Begin DATA EXCERPTS
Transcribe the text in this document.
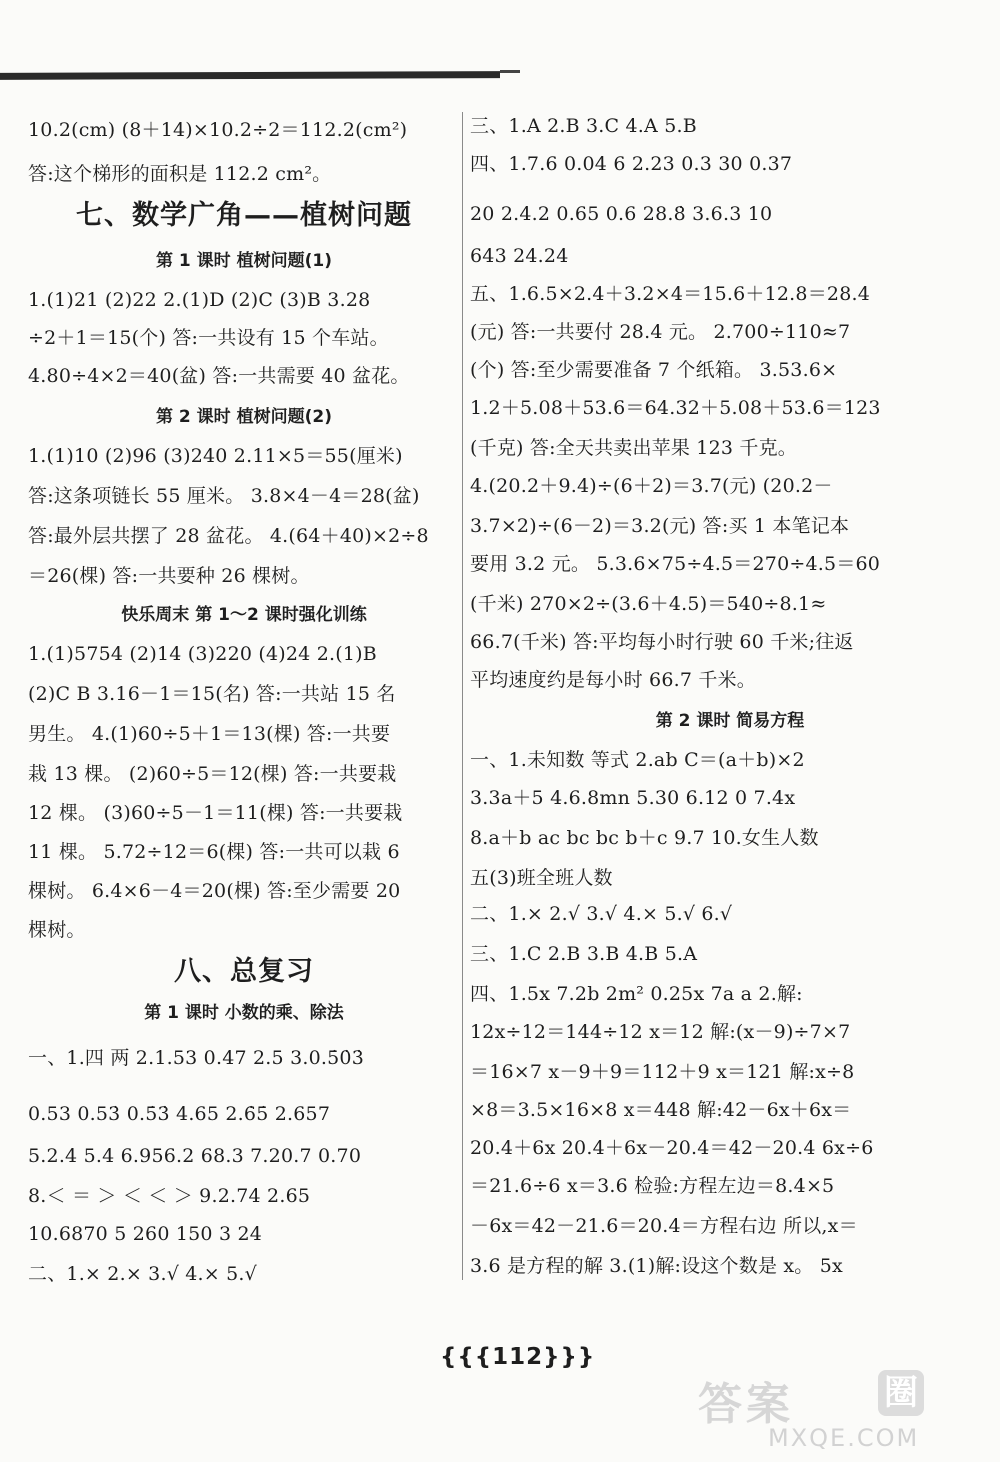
10.2(cm) (8＋14)×10.2÷2＝112.2(cm²)
答:这个梯形的面积是 112.2 cm²。
七、数学广角——植树问题
第 1 课时 植树问题(1)
1.(1)21 (2)22 2.(1)D (2)C (3)B 3.28
÷2＋1＝15(个) 答:一共设有 15 个车站。
4.80÷4×2＝40(盆) 答:一共需要 40 盆花。
第 2 课时 植树问题(2)
1.(1)10 (2)96 (3)240 2.11×5＝55(厘米)
答:这条项链长 55 厘米。 3.8×4－4＝28(盆)
答:最外层共摆了 28 盆花。 4.(64＋40)×2÷8
＝26(棵) 答:一共要种 26 棵树。
快乐周末 第 1～2 课时强化训练
1.(1)5754 (2)14 (3)220 (4)24 2.(1)B
(2)C B 3.16－1＝15(名) 答:一共站 15 名
男生。 4.(1)60÷5＋1＝13(棵) 答:一共要
栽 13 棵。 (2)60÷5＝12(棵) 答:一共要栽
12 棵。 (3)60÷5－1＝11(棵) 答:一共要栽
11 棵。 5.72÷12＝6(棵) 答:一共可以栽 6
棵树。 6.4×6－4＝20(棵) 答:至少需要 20
棵树。
八、总复习
第 1 课时 小数的乘、除法
一、1.四 两 2.1.53 0.47 2.5 3.0.5̇0̇3̇
0.53 0.53̇ 0.5̇3̇ 4.65 2.6̇5̇ 2.657
5.2.4 5.4 6.956.2 68.3 7.20.7 0.70
8.＜ ＝ ＞ ＜ ＜ ＞ 9.2.74 2.65
10.6870 5 260 150 3 24
二、1.× 2.× 3.√ 4.× 5.√
三、1.A 2.B 3.C 4.A 5.B
四、1.7.6 0.04 6 2.23 0.3 30 0.37
20 2.4.2 0.65 0.6 28.8̇ 3.6.3 10
643 24.24
五、1.6.5×2.4＋3.2×4＝15.6＋12.8＝28.4
(元) 答:一共要付 28.4 元。 2.700÷110≈7
(个) 答:至少需要准备 7 个纸箱。 3.53.6×
1.2＋5.08＋53.6＝64.32＋5.08＋53.6＝123
(千克) 答:全天共卖出苹果 123 千克。
4.(20.2＋9.4)÷(6＋2)＝3.7(元) (20.2－
3.7×2)÷(6－2)＝3.2(元) 答:买 1 本笔记本
要用 3.2 元。 5.3.6×75÷4.5＝270÷4.5＝60
(千米) 270×2÷(3.6＋4.5)＝540÷8.1≈
66.7(千米) 答:平均每小时行驶 60 千米;往返
平均速度约是每小时 66.7 千米。
第 2 课时 简易方程
一、1.未知数 等式 2.ab C＝(a＋b)×2
3.3a＋5 4.6.8mn 5.30 6.12 0 7.4x
8.a＋b ac bc bc b＋c 9.7 10.女生人数
五(3)班全班人数
二、1.× 2.√ 3.√ 4.× 5.√ 6.√
三、1.C 2.B 3.B 4.B 5.A
四、1.5x 7.2b 2m² 0.25x 7a a 2.解:
12x÷12＝144÷12 x＝12 解:(x－9)÷7×7
＝16×7 x－9＋9＝112＋9 x＝121 解:x÷8
×8＝3.5×16×8 x＝448 解:42－6x＋6x＝
20.4＋6x 20.4＋6x－20.4＝42－20.4 6x÷6
＝21.6÷6 x＝3.6 检验:方程左边＝8.4×5
－6x＝42－21.6＝20.4＝方程右边 所以,x＝
3.6 是方程的解 3.(1)解:设这个数是 x。 5x
{{{112}}}
答案	圈
MXQE.COM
End DATA EXCERPTS
CHALLENGE:
Report how many lines in this data include the string "一共要栽", and nothing else.

RIGHT ANSWER:
2